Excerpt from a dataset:
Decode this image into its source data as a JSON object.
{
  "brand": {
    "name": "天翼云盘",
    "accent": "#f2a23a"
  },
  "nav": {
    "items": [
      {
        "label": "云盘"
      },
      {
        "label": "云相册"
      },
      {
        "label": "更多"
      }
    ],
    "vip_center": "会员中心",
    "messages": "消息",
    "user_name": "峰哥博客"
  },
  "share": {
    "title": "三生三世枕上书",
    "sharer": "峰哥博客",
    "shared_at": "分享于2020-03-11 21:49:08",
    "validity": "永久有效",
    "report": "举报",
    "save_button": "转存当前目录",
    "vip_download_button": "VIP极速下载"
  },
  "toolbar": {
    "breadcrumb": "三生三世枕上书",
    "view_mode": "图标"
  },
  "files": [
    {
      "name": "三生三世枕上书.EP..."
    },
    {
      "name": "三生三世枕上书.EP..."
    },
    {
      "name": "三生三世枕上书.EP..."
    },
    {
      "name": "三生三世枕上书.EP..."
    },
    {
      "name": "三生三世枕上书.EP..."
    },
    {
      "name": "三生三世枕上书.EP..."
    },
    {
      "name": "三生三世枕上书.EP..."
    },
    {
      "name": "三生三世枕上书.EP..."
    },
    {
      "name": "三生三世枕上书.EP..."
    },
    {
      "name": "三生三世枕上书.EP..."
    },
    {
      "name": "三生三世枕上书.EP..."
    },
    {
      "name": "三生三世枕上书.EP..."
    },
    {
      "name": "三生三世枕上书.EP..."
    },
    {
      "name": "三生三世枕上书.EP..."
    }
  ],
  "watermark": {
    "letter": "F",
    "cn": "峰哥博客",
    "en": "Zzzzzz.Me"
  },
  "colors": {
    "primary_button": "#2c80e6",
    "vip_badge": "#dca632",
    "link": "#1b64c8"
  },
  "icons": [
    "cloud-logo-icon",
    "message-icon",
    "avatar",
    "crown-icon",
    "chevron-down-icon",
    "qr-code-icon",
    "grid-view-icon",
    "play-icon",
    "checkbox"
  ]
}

» Exercise prompt
Print out every entry, keeping each one exact.

» Problem solution
Decode this image into its source data as a JSON object.
{
  "brand": {
    "name": "天翼云盘",
    "accent": "#f2a23a"
  },
  "nav": {
    "items": [
      {
        "label": "云盘"
      },
      {
        "label": "云相册"
      },
      {
        "label": "更多"
      }
    ],
    "vip_center": "会员中心",
    "messages": "消息",
    "user_name": "峰哥博客"
  },
  "share": {
    "title": "三生三世枕上书",
    "sharer": "峰哥博客",
    "shared_at": "分享于2020-03-11 21:49:08",
    "validity": "永久有效",
    "report": "举报",
    "save_button": "转存当前目录",
    "vip_download_button": "VIP极速下载"
  },
  "toolbar": {
    "breadcrumb": "三生三世枕上书",
    "view_mode": "图标"
  },
  "files": [
    {
      "name": "三生三世枕上书.EP..."
    },
    {
      "name": "三生三世枕上书.EP..."
    },
    {
      "name": "三生三世枕上书.EP..."
    },
    {
      "name": "三生三世枕上书.EP..."
    },
    {
      "name": "三生三世枕上书.EP..."
    },
    {
      "name": "三生三世枕上书.EP..."
    },
    {
      "name": "三生三世枕上书.EP..."
    },
    {
      "name": "三生三世枕上书.EP..."
    },
    {
      "name": "三生三世枕上书.EP..."
    },
    {
      "name": "三生三世枕上书.EP..."
    },
    {
      "name": "三生三世枕上书.EP..."
    },
    {
      "name": "三生三世枕上书.EP..."
    },
    {
      "name": "三生三世枕上书.EP..."
    },
    {
      "name": "三生三世枕上书.EP..."
    }
  ],
  "watermark": {
    "letter": "F",
    "cn": "峰哥博客",
    "en": "Zzzzzz.Me"
  },
  "colors": {
    "primary_button": "#2c80e6",
    "vip_badge": "#dca632",
    "link": "#1b64c8"
  },
  "icons": [
    "cloud-logo-icon",
    "message-icon",
    "avatar",
    "crown-icon",
    "chevron-down-icon",
    "qr-code-icon",
    "grid-view-icon",
    "play-icon",
    "checkbox"
  ]
}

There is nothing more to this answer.